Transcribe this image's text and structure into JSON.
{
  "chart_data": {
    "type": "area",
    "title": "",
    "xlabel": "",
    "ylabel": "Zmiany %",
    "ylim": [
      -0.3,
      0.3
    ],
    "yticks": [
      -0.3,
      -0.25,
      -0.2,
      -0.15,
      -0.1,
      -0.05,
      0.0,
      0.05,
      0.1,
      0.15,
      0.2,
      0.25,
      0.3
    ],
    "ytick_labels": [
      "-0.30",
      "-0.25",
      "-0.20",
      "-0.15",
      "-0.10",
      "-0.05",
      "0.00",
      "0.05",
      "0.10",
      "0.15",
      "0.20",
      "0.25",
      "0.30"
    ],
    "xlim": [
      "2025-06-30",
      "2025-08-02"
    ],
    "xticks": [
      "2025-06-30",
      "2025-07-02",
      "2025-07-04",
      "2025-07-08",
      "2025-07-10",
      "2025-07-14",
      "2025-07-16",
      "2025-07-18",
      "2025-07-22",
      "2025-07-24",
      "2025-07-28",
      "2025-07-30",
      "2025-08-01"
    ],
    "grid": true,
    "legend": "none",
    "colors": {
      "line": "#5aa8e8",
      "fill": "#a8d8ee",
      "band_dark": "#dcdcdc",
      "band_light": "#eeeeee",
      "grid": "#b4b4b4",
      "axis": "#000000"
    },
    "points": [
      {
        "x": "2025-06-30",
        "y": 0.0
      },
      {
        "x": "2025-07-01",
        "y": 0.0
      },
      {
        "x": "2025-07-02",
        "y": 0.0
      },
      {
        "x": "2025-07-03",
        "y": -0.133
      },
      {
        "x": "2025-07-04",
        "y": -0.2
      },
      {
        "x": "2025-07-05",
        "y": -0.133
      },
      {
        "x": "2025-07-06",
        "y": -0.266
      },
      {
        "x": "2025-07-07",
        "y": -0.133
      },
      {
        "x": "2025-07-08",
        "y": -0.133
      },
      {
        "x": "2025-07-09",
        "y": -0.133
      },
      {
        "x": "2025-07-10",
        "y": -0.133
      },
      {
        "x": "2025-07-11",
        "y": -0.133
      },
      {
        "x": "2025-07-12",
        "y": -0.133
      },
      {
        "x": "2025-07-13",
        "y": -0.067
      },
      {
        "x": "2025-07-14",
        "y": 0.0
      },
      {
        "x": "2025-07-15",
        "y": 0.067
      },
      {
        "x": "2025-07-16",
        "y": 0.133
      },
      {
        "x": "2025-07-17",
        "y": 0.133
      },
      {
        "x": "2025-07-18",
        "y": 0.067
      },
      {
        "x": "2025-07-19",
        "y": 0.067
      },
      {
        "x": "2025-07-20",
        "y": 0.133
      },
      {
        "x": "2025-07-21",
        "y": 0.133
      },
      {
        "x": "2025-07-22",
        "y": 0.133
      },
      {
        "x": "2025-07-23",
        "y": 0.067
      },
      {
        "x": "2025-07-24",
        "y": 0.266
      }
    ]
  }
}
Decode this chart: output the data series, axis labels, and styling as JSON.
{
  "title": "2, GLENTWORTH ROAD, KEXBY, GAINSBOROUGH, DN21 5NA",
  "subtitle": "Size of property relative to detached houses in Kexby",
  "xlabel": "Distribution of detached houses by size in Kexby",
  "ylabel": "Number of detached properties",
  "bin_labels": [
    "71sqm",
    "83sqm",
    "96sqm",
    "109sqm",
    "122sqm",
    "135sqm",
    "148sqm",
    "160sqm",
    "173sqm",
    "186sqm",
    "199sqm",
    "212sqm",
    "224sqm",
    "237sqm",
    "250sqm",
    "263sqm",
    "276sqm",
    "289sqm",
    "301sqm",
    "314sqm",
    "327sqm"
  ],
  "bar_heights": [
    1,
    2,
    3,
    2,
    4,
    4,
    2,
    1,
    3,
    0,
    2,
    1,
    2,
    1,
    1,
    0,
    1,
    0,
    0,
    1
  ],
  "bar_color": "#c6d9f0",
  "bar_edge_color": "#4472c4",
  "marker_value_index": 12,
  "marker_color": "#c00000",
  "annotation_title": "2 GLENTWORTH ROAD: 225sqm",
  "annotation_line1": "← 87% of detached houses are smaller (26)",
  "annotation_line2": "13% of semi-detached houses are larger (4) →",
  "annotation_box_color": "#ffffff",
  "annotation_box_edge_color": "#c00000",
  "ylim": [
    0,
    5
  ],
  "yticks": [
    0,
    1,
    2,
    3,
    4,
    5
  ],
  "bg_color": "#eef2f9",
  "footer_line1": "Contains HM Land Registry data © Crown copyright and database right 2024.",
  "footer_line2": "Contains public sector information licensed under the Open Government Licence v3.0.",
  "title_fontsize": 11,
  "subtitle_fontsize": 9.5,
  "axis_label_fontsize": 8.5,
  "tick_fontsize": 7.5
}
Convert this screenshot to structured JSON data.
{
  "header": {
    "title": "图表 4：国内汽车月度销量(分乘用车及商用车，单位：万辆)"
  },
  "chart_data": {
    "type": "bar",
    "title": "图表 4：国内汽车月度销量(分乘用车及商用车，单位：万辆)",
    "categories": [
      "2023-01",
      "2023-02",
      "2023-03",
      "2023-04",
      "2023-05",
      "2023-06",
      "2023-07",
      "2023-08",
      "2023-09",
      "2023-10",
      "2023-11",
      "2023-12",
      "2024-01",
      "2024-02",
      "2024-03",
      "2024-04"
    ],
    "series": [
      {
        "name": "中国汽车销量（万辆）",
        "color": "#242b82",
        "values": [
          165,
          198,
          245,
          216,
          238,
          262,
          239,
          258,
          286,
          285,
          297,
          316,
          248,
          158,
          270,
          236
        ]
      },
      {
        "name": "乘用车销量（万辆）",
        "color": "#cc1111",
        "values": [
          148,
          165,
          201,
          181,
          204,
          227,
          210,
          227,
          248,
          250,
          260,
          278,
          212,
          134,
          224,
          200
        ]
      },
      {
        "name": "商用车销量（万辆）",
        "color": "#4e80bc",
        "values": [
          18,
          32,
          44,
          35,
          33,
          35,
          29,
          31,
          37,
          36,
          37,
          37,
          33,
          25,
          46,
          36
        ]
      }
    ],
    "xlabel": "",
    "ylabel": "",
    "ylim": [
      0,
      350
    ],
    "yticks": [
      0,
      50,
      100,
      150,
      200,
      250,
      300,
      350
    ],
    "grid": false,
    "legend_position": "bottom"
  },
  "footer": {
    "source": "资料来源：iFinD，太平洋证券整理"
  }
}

- Instructions to follow:
Transcribe every record above exactly as it appears.

- Answer:
Transcribe this image's text and structure into JSON.
{
  "chart_data": {
    "type": "area",
    "title": "",
    "xlabel": "",
    "ylabel": "Zmiany %",
    "ylim": [
      -0.3,
      0.3
    ],
    "yticks": [
      -0.3,
      -0.25,
      -0.2,
      -0.15,
      -0.1,
      -0.05,
      0.0,
      0.05,
      0.1,
      0.15,
      0.2,
      0.25,
      0.3
    ],
    "ytick_labels": [
      "-0.30",
      "-0.25",
      "-0.20",
      "-0.15",
      "-0.10",
      "-0.05",
      "0.00",
      "0.05",
      "0.10",
      "0.15",
      "0.20",
      "0.25",
      "0.30"
    ],
    "xlim": [
      "2025-06-30",
      "2025-08-02"
    ],
    "xticks": [
      "2025-06-30",
      "2025-07-02",
      "2025-07-04",
      "2025-07-08",
      "2025-07-10",
      "2025-07-14",
      "2025-07-16",
      "2025-07-18",
      "2025-07-22",
      "2025-07-24",
      "2025-07-28",
      "2025-07-30",
      "2025-08-01"
    ],
    "grid": true,
    "legend": "none",
    "colors": {
      "line": "#5aa8e8",
      "fill": "#a8d8ee",
      "band_dark": "#dcdcdc",
      "band_light": "#eeeeee",
      "grid": "#b4b4b4",
      "axis": "#000000"
    },
    "points": [
      {
        "x": "2025-06-30",
        "y": 0.0
      },
      {
        "x": "2025-07-01",
        "y": 0.0
      },
      {
        "x": "2025-07-02",
        "y": 0.0
      },
      {
        "x": "2025-07-03",
        "y": -0.133
      },
      {
        "x": "2025-07-04",
        "y": -0.2
      },
      {
        "x": "2025-07-05",
        "y": -0.133
      },
      {
        "x": "2025-07-06",
        "y": -0.266
      },
      {
        "x": "2025-07-07",
        "y": -0.133
      },
      {
        "x": "2025-07-08",
        "y": -0.133
      },
      {
        "x": "2025-07-09",
        "y": -0.133
      },
      {
        "x": "2025-07-10",
        "y": -0.133
      },
      {
        "x": "2025-07-11",
        "y": -0.133
      },
      {
        "x": "2025-07-12",
        "y": -0.133
      },
      {
        "x": "2025-07-13",
        "y": -0.067
      },
      {
        "x": "2025-07-14",
        "y": 0.0
      },
      {
        "x": "2025-07-15",
        "y": 0.067
      },
      {
        "x": "2025-07-16",
        "y": 0.133
      },
      {
        "x": "2025-07-17",
        "y": 0.133
      },
      {
        "x": "2025-07-18",
        "y": 0.067
      },
      {
        "x": "2025-07-19",
        "y": 0.067
      },
      {
        "x": "2025-07-20",
        "y": 0.133
      },
      {
        "x": "2025-07-21",
        "y": 0.133
      },
      {
        "x": "2025-07-22",
        "y": 0.133
      },
      {
        "x": "2025-07-23",
        "y": 0.067
      },
      {
        "x": "2025-07-24",
        "y": 0.266
      }
    ]
  }
}
Decode this chart: output the data series, axis labels, and styling as JSON.
{
  "title": "2, GLENTWORTH ROAD, KEXBY, GAINSBOROUGH, DN21 5NA",
  "subtitle": "Size of property relative to detached houses in Kexby",
  "xlabel": "Distribution of detached houses by size in Kexby",
  "ylabel": "Number of detached properties",
  "bin_labels": [
    "71sqm",
    "83sqm",
    "96sqm",
    "109sqm",
    "122sqm",
    "135sqm",
    "148sqm",
    "160sqm",
    "173sqm",
    "186sqm",
    "199sqm",
    "212sqm",
    "224sqm",
    "237sqm",
    "250sqm",
    "263sqm",
    "276sqm",
    "289sqm",
    "301sqm",
    "314sqm",
    "327sqm"
  ],
  "bar_heights": [
    1,
    2,
    3,
    2,
    4,
    4,
    2,
    1,
    3,
    0,
    2,
    1,
    2,
    1,
    1,
    0,
    1,
    0,
    0,
    1
  ],
  "bar_color": "#c6d9f0",
  "bar_edge_color": "#4472c4",
  "marker_value_index": 12,
  "marker_color": "#c00000",
  "annotation_title": "2 GLENTWORTH ROAD: 225sqm",
  "annotation_line1": "← 87% of detached houses are smaller (26)",
  "annotation_line2": "13% of semi-detached houses are larger (4) →",
  "annotation_box_color": "#ffffff",
  "annotation_box_edge_color": "#c00000",
  "ylim": [
    0,
    5
  ],
  "yticks": [
    0,
    1,
    2,
    3,
    4,
    5
  ],
  "bg_color": "#eef2f9",
  "footer_line1": "Contains HM Land Registry data © Crown copyright and database right 2024.",
  "footer_line2": "Contains public sector information licensed under the Open Government Licence v3.0.",
  "title_fontsize": 11,
  "subtitle_fontsize": 9.5,
  "axis_label_fontsize": 8.5,
  "tick_fontsize": 7.5
}
Convert this screenshot to structured JSON data.
{
  "header": {
    "title": "图表 4：国内汽车月度销量(分乘用车及商用车，单位：万辆)"
  },
  "chart_data": {
    "type": "bar",
    "title": "图表 4：国内汽车月度销量(分乘用车及商用车，单位：万辆)",
    "categories": [
      "2023-01",
      "2023-02",
      "2023-03",
      "2023-04",
      "2023-05",
      "2023-06",
      "2023-07",
      "2023-08",
      "2023-09",
      "2023-10",
      "2023-11",
      "2023-12",
      "2024-01",
      "2024-02",
      "2024-03",
      "2024-04"
    ],
    "series": [
      {
        "name": "中国汽车销量（万辆）",
        "color": "#242b82",
        "values": [
          165,
          198,
          245,
          216,
          238,
          262,
          239,
          258,
          286,
          285,
          297,
          316,
          248,
          158,
          270,
          236
        ]
      },
      {
        "name": "乘用车销量（万辆）",
        "color": "#cc1111",
        "values": [
          148,
          165,
          201,
          181,
          204,
          227,
          210,
          227,
          248,
          250,
          260,
          278,
          212,
          134,
          224,
          200
        ]
      },
      {
        "name": "商用车销量（万辆）",
        "color": "#4e80bc",
        "values": [
          18,
          32,
          44,
          35,
          33,
          35,
          29,
          31,
          37,
          36,
          37,
          37,
          33,
          25,
          46,
          36
        ]
      }
    ],
    "xlabel": "",
    "ylabel": "",
    "ylim": [
      0,
      350
    ],
    "yticks": [
      0,
      50,
      100,
      150,
      200,
      250,
      300,
      350
    ],
    "grid": false,
    "legend_position": "bottom"
  },
  "footer": {
    "source": "资料来源：iFinD，太平洋证券整理"
  }
}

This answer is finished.